REQUIREMENTS →
Answer with one number: how many lines have "value".

::: ENTRIES PROVIDED

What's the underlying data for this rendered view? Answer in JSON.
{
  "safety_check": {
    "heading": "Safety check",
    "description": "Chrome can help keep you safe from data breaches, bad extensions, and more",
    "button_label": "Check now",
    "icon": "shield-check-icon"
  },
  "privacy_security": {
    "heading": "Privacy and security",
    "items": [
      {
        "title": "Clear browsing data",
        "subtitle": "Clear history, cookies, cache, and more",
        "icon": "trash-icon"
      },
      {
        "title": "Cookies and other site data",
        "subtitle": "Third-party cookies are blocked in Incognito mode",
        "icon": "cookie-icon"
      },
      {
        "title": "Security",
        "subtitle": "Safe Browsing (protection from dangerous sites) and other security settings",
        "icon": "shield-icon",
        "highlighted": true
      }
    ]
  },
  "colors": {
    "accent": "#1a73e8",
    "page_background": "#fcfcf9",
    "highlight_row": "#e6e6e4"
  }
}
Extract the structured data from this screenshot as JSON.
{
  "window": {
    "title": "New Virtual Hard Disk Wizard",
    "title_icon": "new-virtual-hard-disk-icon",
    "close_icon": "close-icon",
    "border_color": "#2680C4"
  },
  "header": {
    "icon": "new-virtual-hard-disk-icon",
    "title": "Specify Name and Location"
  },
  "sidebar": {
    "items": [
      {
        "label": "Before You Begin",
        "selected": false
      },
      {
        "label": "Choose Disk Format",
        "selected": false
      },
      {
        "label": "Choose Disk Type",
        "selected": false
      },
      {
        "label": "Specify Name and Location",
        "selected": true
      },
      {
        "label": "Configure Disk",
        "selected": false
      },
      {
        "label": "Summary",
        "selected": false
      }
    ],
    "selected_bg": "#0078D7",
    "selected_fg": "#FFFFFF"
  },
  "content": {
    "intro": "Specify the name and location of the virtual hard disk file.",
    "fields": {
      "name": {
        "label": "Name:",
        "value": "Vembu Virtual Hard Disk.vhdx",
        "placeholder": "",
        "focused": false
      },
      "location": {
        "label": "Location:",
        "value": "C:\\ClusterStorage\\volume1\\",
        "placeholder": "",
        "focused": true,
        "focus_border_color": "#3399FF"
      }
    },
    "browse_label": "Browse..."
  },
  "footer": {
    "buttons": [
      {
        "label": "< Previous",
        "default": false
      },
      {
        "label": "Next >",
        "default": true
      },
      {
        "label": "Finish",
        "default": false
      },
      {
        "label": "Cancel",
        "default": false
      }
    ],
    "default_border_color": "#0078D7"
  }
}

::::::

REPLY TO THE EXERCISE →
2